* What is expected:
Below is a block of records; repeat all of them exactly.

* Provided records:
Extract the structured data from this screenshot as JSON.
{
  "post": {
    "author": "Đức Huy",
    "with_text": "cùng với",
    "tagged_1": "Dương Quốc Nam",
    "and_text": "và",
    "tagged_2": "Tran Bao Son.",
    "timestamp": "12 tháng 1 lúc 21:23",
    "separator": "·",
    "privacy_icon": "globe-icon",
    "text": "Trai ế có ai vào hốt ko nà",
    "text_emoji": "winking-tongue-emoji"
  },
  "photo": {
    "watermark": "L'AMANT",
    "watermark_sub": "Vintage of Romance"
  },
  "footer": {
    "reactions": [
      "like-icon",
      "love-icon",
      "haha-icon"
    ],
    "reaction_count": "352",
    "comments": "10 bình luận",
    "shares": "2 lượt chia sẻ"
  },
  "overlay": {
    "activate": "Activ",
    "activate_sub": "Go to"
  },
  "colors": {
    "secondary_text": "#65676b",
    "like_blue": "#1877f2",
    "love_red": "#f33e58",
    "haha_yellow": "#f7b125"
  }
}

* Worked solution:
Extract the structured data from this screenshot as JSON.
{
  "post": {
    "author": "Đức Huy",
    "with_text": "cùng với",
    "tagged_1": "Dương Quốc Nam",
    "and_text": "và",
    "tagged_2": "Tran Bao Son.",
    "timestamp": "12 tháng 1 lúc 21:23",
    "separator": "·",
    "privacy_icon": "globe-icon",
    "text": "Trai ế có ai vào hốt ko nà",
    "text_emoji": "winking-tongue-emoji"
  },
  "photo": {
    "watermark": "L'AMANT",
    "watermark_sub": "Vintage of Romance"
  },
  "footer": {
    "reactions": [
      "like-icon",
      "love-icon",
      "haha-icon"
    ],
    "reaction_count": "352",
    "comments": "10 bình luận",
    "shares": "2 lượt chia sẻ"
  },
  "overlay": {
    "activate": "Activ",
    "activate_sub": "Go to"
  },
  "colors": {
    "secondary_text": "#65676b",
    "like_blue": "#1877f2",
    "love_red": "#f33e58",
    "haha_yellow": "#f7b125"
  }
}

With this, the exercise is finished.